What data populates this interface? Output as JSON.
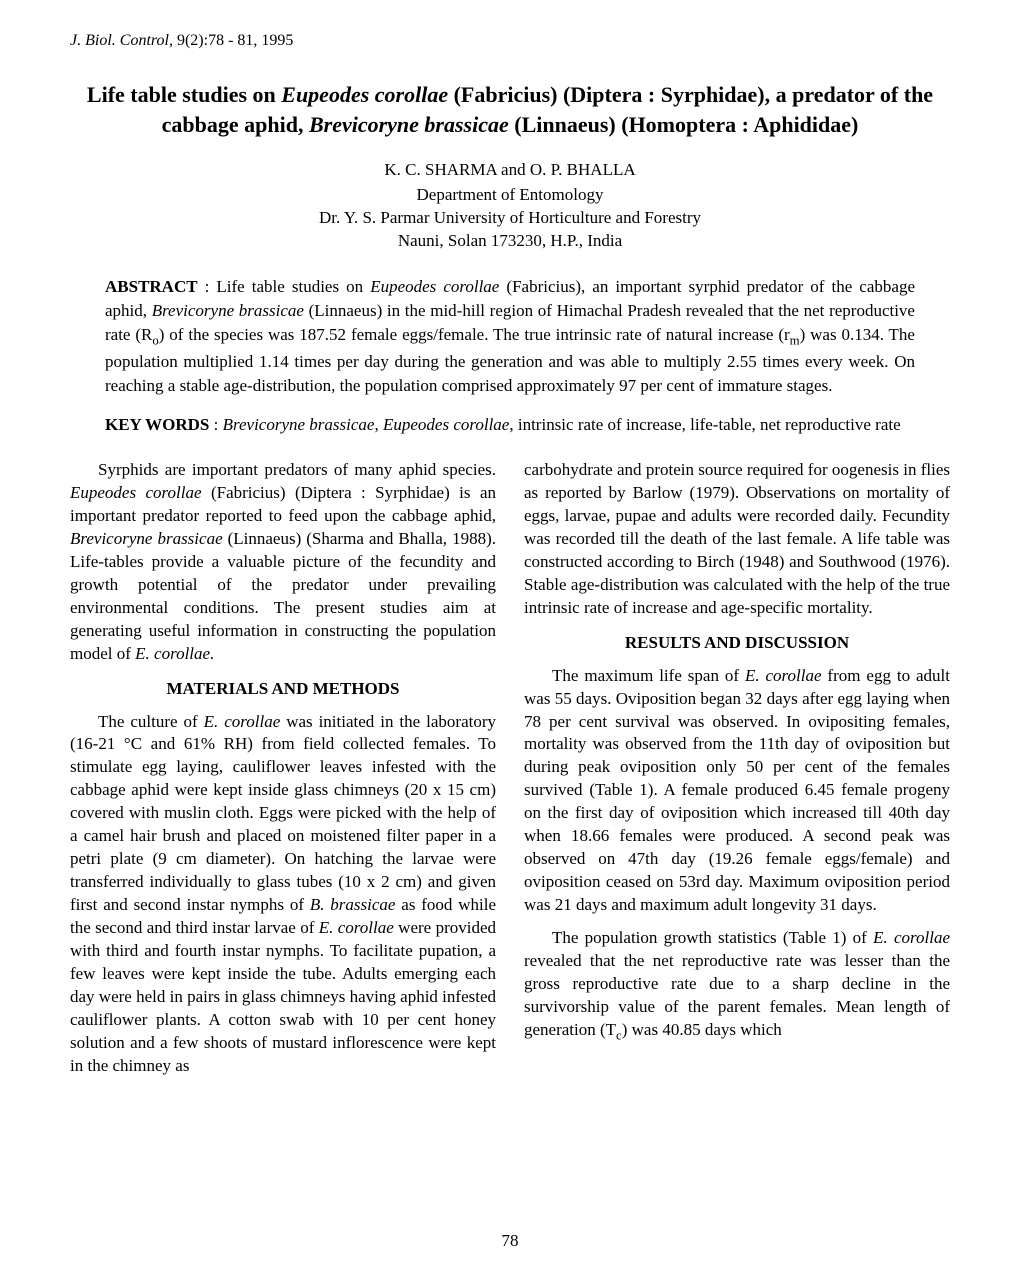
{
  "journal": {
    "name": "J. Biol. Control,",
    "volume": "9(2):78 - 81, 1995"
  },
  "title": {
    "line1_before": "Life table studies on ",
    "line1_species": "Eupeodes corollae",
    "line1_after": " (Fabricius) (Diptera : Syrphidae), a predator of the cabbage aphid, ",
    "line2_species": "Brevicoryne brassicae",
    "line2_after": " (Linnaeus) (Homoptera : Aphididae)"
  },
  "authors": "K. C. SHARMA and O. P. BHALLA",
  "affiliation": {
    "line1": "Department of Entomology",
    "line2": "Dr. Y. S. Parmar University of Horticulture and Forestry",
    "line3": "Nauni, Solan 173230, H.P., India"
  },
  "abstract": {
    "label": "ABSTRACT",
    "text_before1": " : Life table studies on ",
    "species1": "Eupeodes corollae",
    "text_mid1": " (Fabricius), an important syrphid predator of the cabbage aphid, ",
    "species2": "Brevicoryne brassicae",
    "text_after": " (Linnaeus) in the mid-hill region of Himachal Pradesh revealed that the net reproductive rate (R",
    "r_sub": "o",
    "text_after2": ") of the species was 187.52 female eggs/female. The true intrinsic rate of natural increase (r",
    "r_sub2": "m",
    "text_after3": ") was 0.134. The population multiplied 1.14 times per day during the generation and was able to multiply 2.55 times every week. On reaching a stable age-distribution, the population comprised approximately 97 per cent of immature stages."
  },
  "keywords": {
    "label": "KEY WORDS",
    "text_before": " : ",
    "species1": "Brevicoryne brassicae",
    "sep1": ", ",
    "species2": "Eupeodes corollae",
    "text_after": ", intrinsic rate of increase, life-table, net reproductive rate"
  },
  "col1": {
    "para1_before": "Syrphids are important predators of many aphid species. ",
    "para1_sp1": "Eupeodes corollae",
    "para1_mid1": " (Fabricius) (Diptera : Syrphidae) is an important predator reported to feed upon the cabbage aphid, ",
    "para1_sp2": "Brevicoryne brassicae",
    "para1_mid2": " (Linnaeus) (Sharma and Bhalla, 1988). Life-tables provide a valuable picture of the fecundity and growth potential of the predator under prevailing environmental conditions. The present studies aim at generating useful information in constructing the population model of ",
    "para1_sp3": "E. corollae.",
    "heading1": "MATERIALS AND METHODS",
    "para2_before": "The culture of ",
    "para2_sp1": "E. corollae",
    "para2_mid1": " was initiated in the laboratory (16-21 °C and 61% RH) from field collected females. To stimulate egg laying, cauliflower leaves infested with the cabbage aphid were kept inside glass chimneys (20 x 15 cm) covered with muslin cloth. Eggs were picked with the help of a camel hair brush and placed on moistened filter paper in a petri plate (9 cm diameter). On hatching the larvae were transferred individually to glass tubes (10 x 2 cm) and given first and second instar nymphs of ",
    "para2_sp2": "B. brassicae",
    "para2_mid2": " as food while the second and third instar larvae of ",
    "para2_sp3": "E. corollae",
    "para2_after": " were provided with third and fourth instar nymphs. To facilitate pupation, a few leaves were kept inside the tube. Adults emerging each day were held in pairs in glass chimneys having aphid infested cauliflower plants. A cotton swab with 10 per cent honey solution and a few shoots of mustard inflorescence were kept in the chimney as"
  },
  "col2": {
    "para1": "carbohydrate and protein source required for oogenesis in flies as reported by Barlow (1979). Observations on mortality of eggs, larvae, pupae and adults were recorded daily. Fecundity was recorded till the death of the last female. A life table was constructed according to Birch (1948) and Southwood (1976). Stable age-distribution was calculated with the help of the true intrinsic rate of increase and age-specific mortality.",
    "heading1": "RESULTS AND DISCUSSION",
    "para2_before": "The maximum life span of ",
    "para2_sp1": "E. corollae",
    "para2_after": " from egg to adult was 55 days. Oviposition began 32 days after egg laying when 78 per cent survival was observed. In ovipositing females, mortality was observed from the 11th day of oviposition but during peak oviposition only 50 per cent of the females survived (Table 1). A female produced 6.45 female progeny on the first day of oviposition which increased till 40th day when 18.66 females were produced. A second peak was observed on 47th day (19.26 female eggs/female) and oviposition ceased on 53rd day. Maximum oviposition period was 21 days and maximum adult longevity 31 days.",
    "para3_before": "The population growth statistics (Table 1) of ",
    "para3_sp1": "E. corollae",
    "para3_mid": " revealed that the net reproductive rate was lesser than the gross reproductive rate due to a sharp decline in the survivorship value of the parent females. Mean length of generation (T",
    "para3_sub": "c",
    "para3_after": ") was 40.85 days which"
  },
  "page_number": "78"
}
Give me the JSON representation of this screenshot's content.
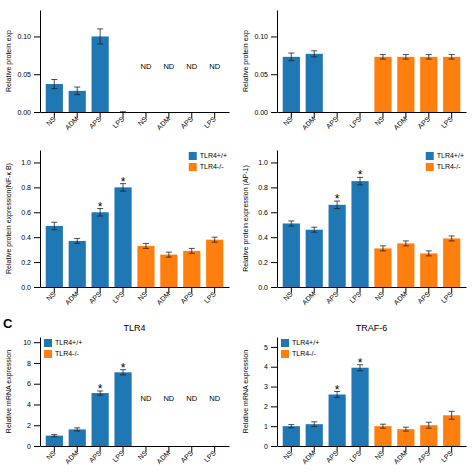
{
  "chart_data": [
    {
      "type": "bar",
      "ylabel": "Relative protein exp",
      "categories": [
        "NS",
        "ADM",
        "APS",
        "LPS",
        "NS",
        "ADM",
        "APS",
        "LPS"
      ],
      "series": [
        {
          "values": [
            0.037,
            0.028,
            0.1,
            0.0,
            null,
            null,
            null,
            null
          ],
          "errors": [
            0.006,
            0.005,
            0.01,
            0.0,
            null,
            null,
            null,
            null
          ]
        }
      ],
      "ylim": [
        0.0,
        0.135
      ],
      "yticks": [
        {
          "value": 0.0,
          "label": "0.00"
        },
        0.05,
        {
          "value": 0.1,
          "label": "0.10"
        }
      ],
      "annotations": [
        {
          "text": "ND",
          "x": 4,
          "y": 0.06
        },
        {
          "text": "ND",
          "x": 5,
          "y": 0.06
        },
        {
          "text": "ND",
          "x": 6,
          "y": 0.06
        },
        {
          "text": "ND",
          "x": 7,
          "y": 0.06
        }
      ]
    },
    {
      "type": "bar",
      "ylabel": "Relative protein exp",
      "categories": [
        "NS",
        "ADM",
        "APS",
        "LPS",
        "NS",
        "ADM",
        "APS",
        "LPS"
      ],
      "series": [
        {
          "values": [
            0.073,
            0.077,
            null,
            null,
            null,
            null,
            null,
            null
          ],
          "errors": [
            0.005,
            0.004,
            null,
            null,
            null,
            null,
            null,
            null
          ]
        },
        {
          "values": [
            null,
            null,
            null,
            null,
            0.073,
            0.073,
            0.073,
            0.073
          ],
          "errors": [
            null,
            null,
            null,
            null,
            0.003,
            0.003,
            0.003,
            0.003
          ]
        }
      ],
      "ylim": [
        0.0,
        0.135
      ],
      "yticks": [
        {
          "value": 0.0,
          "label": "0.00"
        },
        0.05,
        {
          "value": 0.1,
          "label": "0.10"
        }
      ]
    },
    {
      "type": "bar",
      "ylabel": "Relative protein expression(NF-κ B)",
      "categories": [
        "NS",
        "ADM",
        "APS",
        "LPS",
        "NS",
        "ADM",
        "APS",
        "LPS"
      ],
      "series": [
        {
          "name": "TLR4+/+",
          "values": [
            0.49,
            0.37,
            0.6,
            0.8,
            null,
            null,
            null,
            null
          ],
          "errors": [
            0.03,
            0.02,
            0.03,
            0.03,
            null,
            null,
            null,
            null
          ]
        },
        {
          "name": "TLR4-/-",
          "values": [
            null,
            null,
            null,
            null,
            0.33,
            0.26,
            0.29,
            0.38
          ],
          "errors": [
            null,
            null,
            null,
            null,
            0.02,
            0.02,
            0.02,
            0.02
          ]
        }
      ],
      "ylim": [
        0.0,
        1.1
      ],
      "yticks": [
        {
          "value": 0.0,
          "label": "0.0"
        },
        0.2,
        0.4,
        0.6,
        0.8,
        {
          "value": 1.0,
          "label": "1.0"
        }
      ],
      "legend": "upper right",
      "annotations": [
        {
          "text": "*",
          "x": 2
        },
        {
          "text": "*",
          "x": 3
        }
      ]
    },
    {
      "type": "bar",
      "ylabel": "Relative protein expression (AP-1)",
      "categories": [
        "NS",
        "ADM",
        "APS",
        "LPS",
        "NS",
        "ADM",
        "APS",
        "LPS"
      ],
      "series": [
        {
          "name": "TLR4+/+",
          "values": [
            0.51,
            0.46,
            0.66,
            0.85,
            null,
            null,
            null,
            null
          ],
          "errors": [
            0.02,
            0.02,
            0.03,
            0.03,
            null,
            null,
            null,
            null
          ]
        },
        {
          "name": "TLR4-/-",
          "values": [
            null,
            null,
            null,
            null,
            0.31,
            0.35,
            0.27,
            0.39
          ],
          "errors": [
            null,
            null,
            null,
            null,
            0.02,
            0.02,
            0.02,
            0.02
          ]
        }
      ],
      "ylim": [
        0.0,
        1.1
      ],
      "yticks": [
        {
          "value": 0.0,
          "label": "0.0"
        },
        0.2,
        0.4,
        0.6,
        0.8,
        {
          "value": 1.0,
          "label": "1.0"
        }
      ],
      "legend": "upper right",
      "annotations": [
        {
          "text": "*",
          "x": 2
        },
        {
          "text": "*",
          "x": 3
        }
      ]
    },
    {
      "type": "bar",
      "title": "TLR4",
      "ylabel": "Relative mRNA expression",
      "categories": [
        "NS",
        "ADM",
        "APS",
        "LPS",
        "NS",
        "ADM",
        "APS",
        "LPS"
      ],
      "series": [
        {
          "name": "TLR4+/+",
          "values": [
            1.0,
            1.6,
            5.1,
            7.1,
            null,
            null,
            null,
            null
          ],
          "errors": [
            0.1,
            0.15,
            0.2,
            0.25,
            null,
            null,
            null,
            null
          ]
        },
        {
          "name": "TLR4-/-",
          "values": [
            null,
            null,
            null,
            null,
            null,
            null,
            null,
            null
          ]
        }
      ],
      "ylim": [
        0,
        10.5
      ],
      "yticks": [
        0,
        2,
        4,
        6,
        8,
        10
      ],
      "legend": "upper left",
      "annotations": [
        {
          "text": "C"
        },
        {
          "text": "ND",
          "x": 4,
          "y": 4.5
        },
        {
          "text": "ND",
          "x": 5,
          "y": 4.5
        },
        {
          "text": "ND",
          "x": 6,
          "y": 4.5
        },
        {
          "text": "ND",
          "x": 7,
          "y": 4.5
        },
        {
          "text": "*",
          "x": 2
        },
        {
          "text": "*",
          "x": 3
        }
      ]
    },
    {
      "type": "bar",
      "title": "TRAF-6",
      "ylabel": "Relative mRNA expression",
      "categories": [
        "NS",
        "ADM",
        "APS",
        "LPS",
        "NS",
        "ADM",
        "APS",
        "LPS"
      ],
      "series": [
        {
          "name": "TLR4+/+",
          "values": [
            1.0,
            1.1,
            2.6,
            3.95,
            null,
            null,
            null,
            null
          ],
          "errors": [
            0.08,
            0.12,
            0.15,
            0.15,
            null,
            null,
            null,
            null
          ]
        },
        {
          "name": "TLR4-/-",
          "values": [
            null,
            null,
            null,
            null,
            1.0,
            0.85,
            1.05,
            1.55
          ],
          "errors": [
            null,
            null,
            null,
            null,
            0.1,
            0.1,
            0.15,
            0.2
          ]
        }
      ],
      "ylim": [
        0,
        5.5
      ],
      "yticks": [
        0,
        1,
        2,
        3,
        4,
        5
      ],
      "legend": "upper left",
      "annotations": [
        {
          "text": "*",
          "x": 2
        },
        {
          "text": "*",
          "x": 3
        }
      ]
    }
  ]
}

###

Go through the listing above and return every line where the word "studies" occurs.

    "line1_before": "Life table studies on ",
    "text_before1": " : Life table studies on ",
    "para1_mid2": " (Linnaeus) (Sharma and Bhalla, 1988). Life-tables provide a valuable picture of the fecundity and growth potential of the predator under prevailing environmental conditions. The present studies aim at generating useful information in constructing the population model of ",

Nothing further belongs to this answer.